(Source data)
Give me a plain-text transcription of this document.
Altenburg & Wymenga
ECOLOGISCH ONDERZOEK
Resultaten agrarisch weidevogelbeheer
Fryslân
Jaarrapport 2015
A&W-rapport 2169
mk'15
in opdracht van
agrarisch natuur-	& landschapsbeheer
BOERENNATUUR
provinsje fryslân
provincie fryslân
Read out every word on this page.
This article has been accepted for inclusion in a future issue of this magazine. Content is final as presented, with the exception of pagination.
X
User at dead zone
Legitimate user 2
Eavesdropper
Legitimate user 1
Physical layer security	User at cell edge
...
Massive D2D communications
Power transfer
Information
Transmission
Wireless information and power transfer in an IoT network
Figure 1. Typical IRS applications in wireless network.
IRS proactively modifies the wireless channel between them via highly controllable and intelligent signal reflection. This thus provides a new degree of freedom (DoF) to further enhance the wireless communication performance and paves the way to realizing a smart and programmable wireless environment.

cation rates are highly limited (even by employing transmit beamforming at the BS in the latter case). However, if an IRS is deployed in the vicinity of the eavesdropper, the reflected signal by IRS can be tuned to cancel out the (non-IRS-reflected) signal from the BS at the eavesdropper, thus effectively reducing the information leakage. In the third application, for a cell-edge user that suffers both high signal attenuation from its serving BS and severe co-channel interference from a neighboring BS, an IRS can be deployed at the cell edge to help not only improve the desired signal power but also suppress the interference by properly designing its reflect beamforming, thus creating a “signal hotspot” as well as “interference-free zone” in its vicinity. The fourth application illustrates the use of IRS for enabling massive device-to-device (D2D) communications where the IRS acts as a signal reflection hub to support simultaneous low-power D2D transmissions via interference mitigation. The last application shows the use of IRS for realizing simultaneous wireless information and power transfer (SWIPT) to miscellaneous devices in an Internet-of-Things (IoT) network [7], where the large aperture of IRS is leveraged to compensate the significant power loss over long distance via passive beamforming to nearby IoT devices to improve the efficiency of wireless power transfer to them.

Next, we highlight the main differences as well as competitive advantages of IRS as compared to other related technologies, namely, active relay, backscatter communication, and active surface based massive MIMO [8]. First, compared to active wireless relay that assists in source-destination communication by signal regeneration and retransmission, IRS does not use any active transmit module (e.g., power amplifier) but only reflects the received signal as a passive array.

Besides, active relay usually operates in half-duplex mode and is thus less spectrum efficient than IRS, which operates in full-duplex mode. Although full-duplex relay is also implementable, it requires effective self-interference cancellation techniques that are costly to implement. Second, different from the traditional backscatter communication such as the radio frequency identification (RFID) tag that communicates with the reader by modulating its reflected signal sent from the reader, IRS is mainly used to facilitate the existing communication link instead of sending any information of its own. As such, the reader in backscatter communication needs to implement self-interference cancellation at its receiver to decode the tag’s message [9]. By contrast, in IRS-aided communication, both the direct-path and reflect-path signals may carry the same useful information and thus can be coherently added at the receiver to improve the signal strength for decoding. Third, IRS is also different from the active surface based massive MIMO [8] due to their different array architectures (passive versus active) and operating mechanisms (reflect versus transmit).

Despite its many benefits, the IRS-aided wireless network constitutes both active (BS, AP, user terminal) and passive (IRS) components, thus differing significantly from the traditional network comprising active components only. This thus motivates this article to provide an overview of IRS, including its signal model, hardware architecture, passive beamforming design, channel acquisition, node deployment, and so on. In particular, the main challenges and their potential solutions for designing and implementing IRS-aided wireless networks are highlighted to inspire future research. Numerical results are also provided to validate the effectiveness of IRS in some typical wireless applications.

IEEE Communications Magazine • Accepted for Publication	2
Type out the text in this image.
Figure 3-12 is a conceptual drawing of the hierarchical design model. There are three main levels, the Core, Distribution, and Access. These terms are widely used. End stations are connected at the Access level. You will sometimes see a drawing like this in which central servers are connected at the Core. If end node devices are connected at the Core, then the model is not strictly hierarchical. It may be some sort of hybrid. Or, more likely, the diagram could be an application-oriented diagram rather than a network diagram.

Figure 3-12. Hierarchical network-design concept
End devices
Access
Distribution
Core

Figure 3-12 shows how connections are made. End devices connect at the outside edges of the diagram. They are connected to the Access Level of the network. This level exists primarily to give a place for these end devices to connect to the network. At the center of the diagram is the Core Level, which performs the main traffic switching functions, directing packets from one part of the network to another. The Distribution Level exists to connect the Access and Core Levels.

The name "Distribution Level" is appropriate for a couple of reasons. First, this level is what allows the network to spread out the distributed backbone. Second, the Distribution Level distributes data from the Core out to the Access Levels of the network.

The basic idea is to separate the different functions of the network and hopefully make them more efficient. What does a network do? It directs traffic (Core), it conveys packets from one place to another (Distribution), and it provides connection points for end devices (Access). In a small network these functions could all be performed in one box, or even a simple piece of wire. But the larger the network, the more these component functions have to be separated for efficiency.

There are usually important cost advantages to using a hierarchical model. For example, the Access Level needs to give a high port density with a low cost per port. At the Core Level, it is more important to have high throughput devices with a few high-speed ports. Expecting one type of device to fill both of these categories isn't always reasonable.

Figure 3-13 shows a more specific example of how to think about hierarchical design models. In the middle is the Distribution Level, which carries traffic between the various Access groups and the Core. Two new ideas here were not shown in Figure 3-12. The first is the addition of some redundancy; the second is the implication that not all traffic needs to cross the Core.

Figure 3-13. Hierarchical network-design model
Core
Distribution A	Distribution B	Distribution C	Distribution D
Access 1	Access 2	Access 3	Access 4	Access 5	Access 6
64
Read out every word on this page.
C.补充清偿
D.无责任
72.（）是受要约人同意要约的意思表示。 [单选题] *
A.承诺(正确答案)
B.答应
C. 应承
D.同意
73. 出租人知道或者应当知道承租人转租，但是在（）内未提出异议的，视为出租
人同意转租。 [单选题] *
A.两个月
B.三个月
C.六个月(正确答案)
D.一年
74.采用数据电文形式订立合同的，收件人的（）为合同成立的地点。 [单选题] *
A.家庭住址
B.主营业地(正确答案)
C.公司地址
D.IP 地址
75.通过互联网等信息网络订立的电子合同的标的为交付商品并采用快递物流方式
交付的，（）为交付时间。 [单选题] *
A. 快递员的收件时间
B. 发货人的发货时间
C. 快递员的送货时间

Aim —
Looking at the data above, show all lines where the word "more" occurs.

Solution —
Figure 3-12 is a conceptual drawing of the hierarchical design model. There are three main levels, the Core, Distribution, and Access. These terms are widely used. End stations are connected at the Access level. You will sometimes see a drawing like this in which central servers are connected at the Core. If end node devices are connected at the Core, then the model is not strictly hierarchical. It may be some sort of hybrid. Or, more likely, the diagram could be an application-oriented diagram rather than a network diagram.
The basic idea is to separate the different functions of the network and hopefully make them more efficient. What does a network do? It directs traffic (Core), it conveys packets from one place to another (Distribution), and it provides connection points for end devices (Access). In a small network these functions could all be performed in one box, or even a simple piece of wire. But the larger the network, the more these component functions have to be separated for efficiency.
There are usually important cost advantages to using a hierarchical model. For example, the Access Level needs to give a high port density with a low cost per port. At the Core Level, it is more important to have high throughput devices with a few high-speed ports. Expecting one type of device to fill both of these categories isn't always reasonable.
Figure 3-13 shows a more specific example of how to think about hierarchical design models. In the middle is the Distribution Level, which carries traffic between the various Access groups and the Core. Two new ideas here were not shown in Figure 3-12. The first is the addition of some redundancy; the second is the implication that not all traffic needs to cross the Core.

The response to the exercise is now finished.